_WRITTEN EXERCISE:_ Output the lines that follow exactly as they are.

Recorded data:
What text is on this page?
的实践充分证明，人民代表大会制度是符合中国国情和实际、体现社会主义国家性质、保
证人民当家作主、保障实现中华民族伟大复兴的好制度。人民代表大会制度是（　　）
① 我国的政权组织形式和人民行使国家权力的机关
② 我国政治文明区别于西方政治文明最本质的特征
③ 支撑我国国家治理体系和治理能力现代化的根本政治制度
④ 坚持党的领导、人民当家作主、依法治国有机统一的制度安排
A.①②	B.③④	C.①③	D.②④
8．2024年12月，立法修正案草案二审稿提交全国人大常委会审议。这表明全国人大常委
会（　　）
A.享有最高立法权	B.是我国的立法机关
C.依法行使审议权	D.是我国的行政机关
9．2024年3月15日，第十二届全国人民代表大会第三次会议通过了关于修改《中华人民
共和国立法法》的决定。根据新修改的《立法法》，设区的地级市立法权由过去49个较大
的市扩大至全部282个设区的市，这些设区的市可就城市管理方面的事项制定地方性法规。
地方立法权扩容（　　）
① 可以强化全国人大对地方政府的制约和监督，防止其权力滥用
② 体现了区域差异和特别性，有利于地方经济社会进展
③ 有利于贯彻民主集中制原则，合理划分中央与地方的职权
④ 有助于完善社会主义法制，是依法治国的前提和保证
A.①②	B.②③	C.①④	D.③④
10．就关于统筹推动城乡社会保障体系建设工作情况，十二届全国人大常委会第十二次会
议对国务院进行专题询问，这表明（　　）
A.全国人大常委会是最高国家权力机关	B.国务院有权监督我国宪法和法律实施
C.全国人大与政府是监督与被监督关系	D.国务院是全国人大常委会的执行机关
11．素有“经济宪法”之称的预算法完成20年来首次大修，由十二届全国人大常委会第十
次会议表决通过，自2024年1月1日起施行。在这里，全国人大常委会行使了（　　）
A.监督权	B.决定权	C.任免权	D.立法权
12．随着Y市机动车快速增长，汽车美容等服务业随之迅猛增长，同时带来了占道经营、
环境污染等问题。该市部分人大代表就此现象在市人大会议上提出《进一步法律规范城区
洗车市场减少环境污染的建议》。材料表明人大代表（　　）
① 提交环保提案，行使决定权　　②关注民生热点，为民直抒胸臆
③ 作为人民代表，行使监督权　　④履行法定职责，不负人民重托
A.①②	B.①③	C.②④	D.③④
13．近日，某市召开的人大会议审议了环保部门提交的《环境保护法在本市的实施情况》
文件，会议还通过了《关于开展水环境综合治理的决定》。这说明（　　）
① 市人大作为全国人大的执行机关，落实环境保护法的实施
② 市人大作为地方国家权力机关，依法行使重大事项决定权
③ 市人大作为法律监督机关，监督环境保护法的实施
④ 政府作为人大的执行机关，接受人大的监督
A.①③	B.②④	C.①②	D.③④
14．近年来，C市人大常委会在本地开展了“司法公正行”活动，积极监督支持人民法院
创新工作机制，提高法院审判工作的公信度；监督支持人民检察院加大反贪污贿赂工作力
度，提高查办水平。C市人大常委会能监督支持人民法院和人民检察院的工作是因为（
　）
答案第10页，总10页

_SOLUTION TO THIS TASK:_
What text is on this page?
的实践充分证明，人民代表大会制度是符合中国国情和实际、体现社会主义国家性质、保
证人民当家作主、保障实现中华民族伟大复兴的好制度。人民代表大会制度是（　　）
① 我国的政权组织形式和人民行使国家权力的机关
② 我国政治文明区别于西方政治文明最本质的特征
③ 支撑我国国家治理体系和治理能力现代化的根本政治制度
④ 坚持党的领导、人民当家作主、依法治国有机统一的制度安排
A.①②	B.③④	C.①③	D.②④
8．2024年12月，立法修正案草案二审稿提交全国人大常委会审议。这表明全国人大常委
会（　　）
A.享有最高立法权	B.是我国的立法机关
C.依法行使审议权	D.是我国的行政机关
9．2024年3月15日，第十二届全国人民代表大会第三次会议通过了关于修改《中华人民
共和国立法法》的决定。根据新修改的《立法法》，设区的地级市立法权由过去49个较大
的市扩大至全部282个设区的市，这些设区的市可就城市管理方面的事项制定地方性法规。
地方立法权扩容（　　）
① 可以强化全国人大对地方政府的制约和监督，防止其权力滥用
② 体现了区域差异和特别性，有利于地方经济社会进展
③ 有利于贯彻民主集中制原则，合理划分中央与地方的职权
④ 有助于完善社会主义法制，是依法治国的前提和保证
A.①②	B.②③	C.①④	D.③④
10．就关于统筹推动城乡社会保障体系建设工作情况，十二届全国人大常委会第十二次会
议对国务院进行专题询问，这表明（　　）
A.全国人大常委会是最高国家权力机关	B.国务院有权监督我国宪法和法律实施
C.全国人大与政府是监督与被监督关系	D.国务院是全国人大常委会的执行机关
11．素有“经济宪法”之称的预算法完成20年来首次大修，由十二届全国人大常委会第十
次会议表决通过，自2024年1月1日起施行。在这里，全国人大常委会行使了（　　）
A.监督权	B.决定权	C.任免权	D.立法权
12．随着Y市机动车快速增长，汽车美容等服务业随之迅猛增长，同时带来了占道经营、
环境污染等问题。该市部分人大代表就此现象在市人大会议上提出《进一步法律规范城区
洗车市场减少环境污染的建议》。材料表明人大代表（　　）
① 提交环保提案，行使决定权　　②关注民生热点，为民直抒胸臆
③ 作为人民代表，行使监督权　　④履行法定职责，不负人民重托
A.①②	B.①③	C.②④	D.③④
13．近日，某市召开的人大会议审议了环保部门提交的《环境保护法在本市的实施情况》
文件，会议还通过了《关于开展水环境综合治理的决定》。这说明（　　）
① 市人大作为全国人大的执行机关，落实环境保护法的实施
② 市人大作为地方国家权力机关，依法行使重大事项决定权
③ 市人大作为法律监督机关，监督环境保护法的实施
④ 政府作为人大的执行机关，接受人大的监督
A.①③	B.②④	C.①②	D.③④
14．近年来，C市人大常委会在本地开展了“司法公正行”活动，积极监督支持人民法院
创新工作机制，提高法院审判工作的公信度；监督支持人民检察院加大反贪污贿赂工作力
度，提高查办水平。C市人大常委会能监督支持人民法院和人民检察院的工作是因为（
　）
答案第10页，总10页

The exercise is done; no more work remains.